## begin

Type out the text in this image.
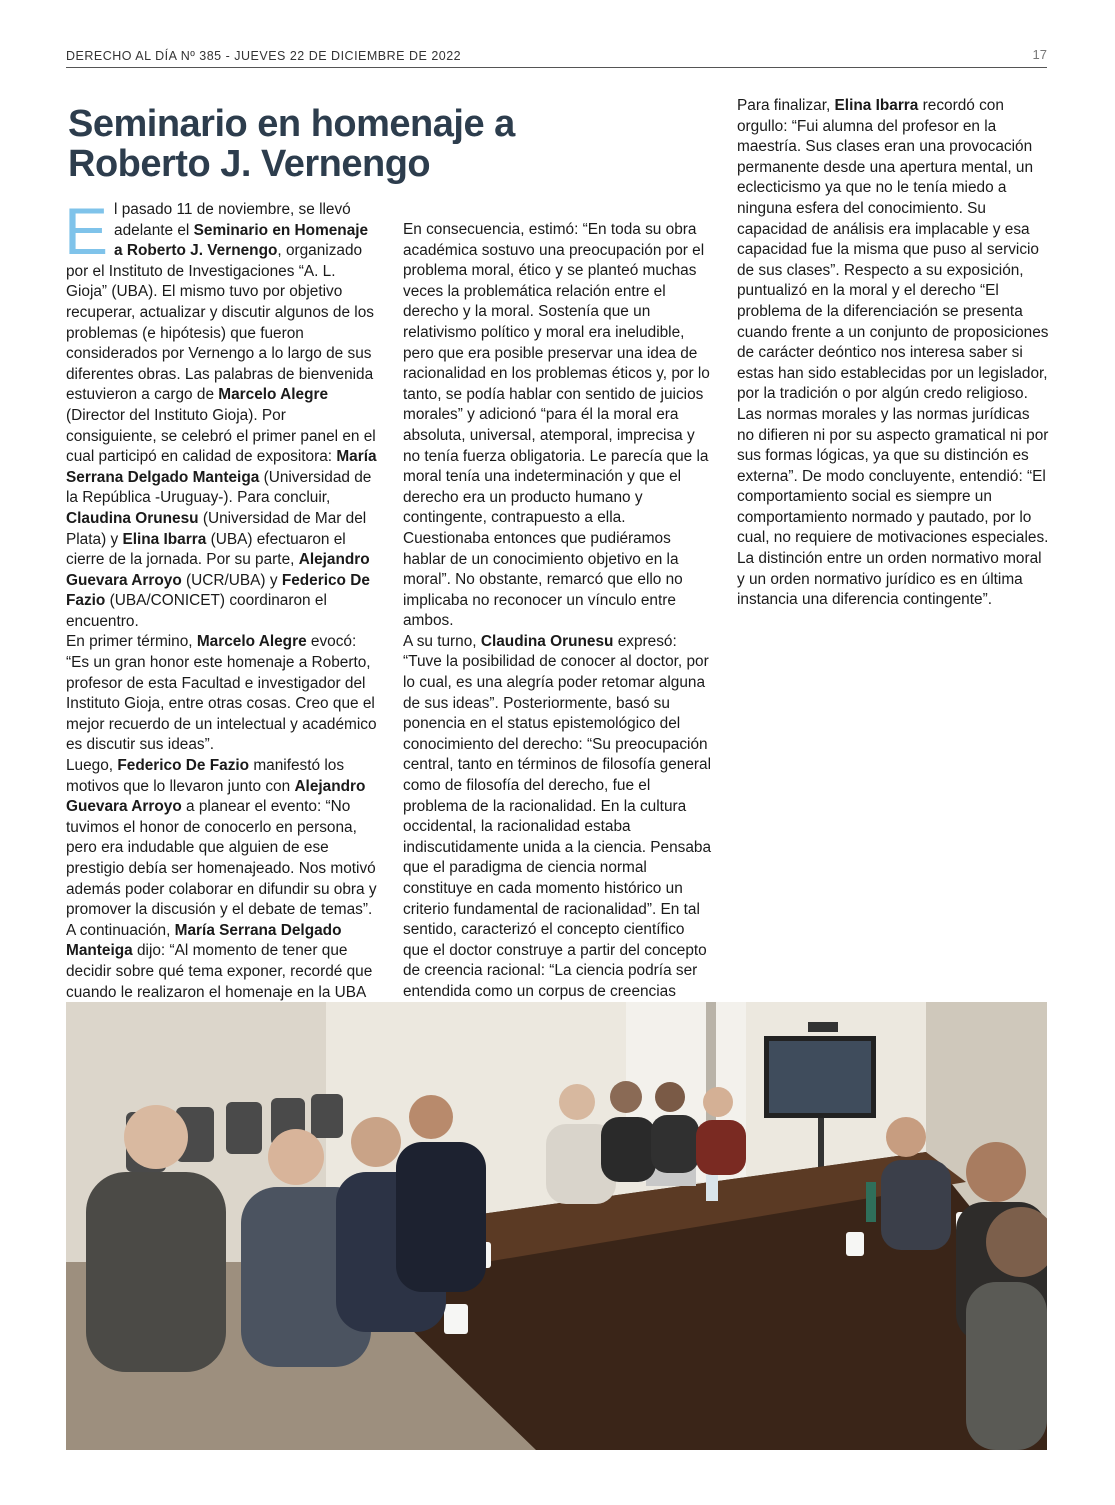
DERECHO AL DÍA Nº 385 - JUEVES 22 DE DICIEMBRE DE 2022	17
Seminario en homenaje a
Roberto J. Vernengo

El pasado 11 de noviembre, se llevó adelante el Seminario en Homenaje a Roberto J. Vernengo, organizado por el Instituto de Investigaciones “A. L. Gioja” (UBA). El mismo tuvo por objetivo recuperar, actualizar y discutir algunos de los problemas (e hipótesis) que fueron considerados por Vernengo a lo largo de sus diferentes obras. Las palabras de bienvenida estuvieron a cargo de Marcelo Alegre (Director del Instituto Gioja). Por consiguiente, se celebró el primer panel en el cual participó en calidad de expositora: María Serrana Delgado Manteiga (Universidad de la República -Uruguay-). Para concluir, Claudina Orunesu (Universidad de Mar del Plata) y Elina Ibarra (UBA) efectuaron el cierre de la jornada. Por su parte, Alejandro Guevara Arroyo (UCR/UBA) y Federico De Fazio (UBA/CONICET) coordinaron el encuentro.

En primer término, Marcelo Alegre evocó: “Es un gran honor este homenaje a Roberto, profesor de esta Facultad e investigador del Instituto Gioja, entre otras cosas. Creo que el mejor recuerdo de un intelectual y académico es discutir sus ideas”.

Luego, Federico De Fazio manifestó los motivos que lo llevaron junto con Alejandro Guevara Arroyo a planear el evento: “No tuvimos el honor de conocerlo en persona, pero era indudable que alguien de ese prestigio debía ser homenajeado. Nos motivó además poder colaborar en difundir su obra y promover la discusión y el debate de temas”.

A continuación, María Serrana Delgado Manteiga dijo: “Al momento de tener que decidir sobre qué tema exponer, recordé que cuando le realizaron el homenaje en la UBA

En consecuencia, estimó: “En toda su obra académica sostuvo una preocupación por el problema moral, ético y se planteó muchas veces la problemática relación entre el derecho y la moral. Sostenía que un relativismo político y moral era ineludible, pero que era posible preservar una idea de racionalidad en los problemas éticos y, por lo tanto, se podía hablar con sentido de juicios morales” y adicionó “para él la moral era absoluta, universal, atemporal, imprecisa y no tenía fuerza obligatoria. Le parecía que la moral tenía una indeterminación y que el derecho era un producto humano y contingente, contrapuesto a ella. Cuestionaba entonces que pudiéramos hablar de un conocimiento objetivo en la moral”. No obstante, remarcó que ello no implicaba no reconocer un vínculo entre ambos.

A su turno, Claudina Orunesu expresó: “Tuve la posibilidad de conocer al doctor, por lo cual, es una alegría poder retomar alguna de sus ideas”. Posteriormente, basó su ponencia en el status epistemológico del conocimiento del derecho: “Su preocupación central, tanto en términos de filosofía general como de filosofía del derecho, fue el problema de la racionalidad. En la cultura occidental, la racionalidad estaba indiscutidamente unida a la ciencia. Pensaba que el paradigma de ciencia normal constituye en cada momento histórico un criterio fundamental de racionalidad”. En tal sentido, caracterizó el concepto científico que el doctor construye a partir del concepto de creencia racional: “La ciencia podría ser entendida como un corpus de creencias

Para finalizar, Elina Ibarra recordó con orgullo: “Fui alumna del profesor en la maestría. Sus clases eran una provocación permanente desde una apertura mental, un eclecticismo ya que no le tenía miedo a ninguna esfera del conocimiento. Su capacidad de análisis era implacable y esa capacidad fue la misma que puso al servicio de sus clases”. Respecto a su exposición, puntualizó en la moral y el derecho “El problema de la diferenciación se presenta cuando frente a un conjunto de proposiciones de carácter deóntico nos interesa saber si estas han sido establecidas por un legislador, por la tradición o por algún credo religioso. Las normas morales y las normas jurídicas no difieren ni por su aspecto gramatical ni por sus formas lógicas, ya que su distinción es externa”. De modo concluyente, entendió: “El comportamiento social es siempre un comportamiento normado y pautado, por lo cual, no requiere de motivaciones especiales. La distinción entre un orden normativo moral y un orden normativo jurídico es en última instancia una diferencia contingente”.
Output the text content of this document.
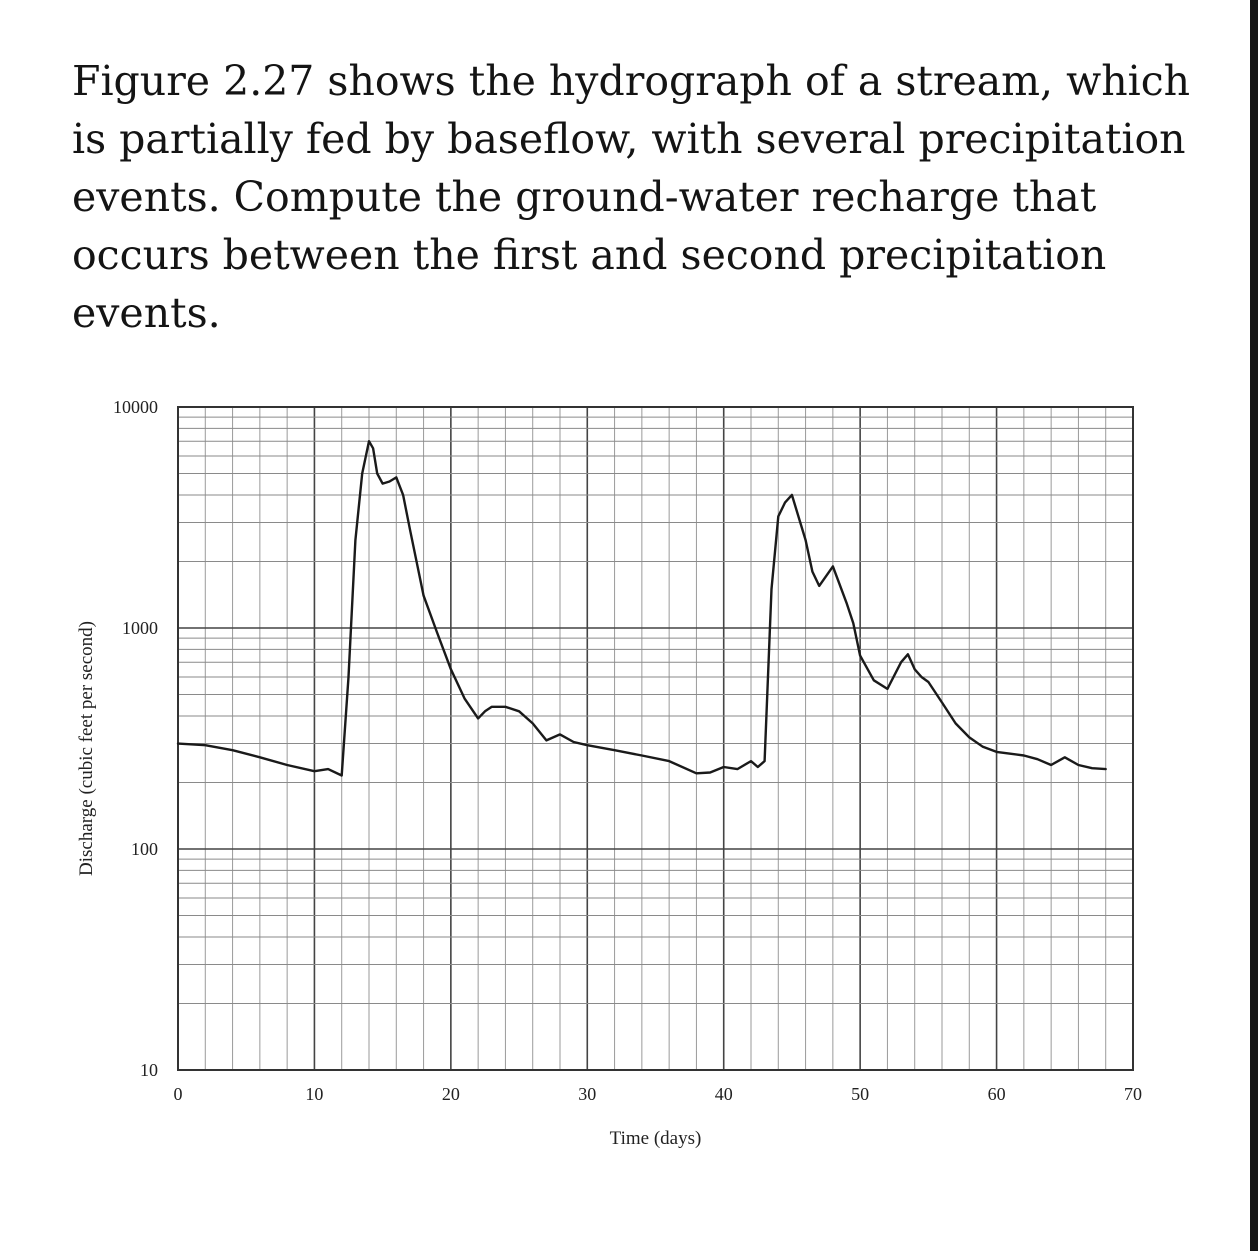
Figure 2.27 shows the hydrograph of a stream, which is partially fed by baseflow, with several precipitation events. Compute the ground-water recharge that occurs between the first and second precipitation events.

0	10	20	30	40	50	60	70
10
100
1000
10000
Time (days)
Discharge (cubic feet per second)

## end

▸ Short problem
From the listing above, collect every line that mentions the word "this".

▸ Result of the task
Type out the text in this image.
Output the text content of this document.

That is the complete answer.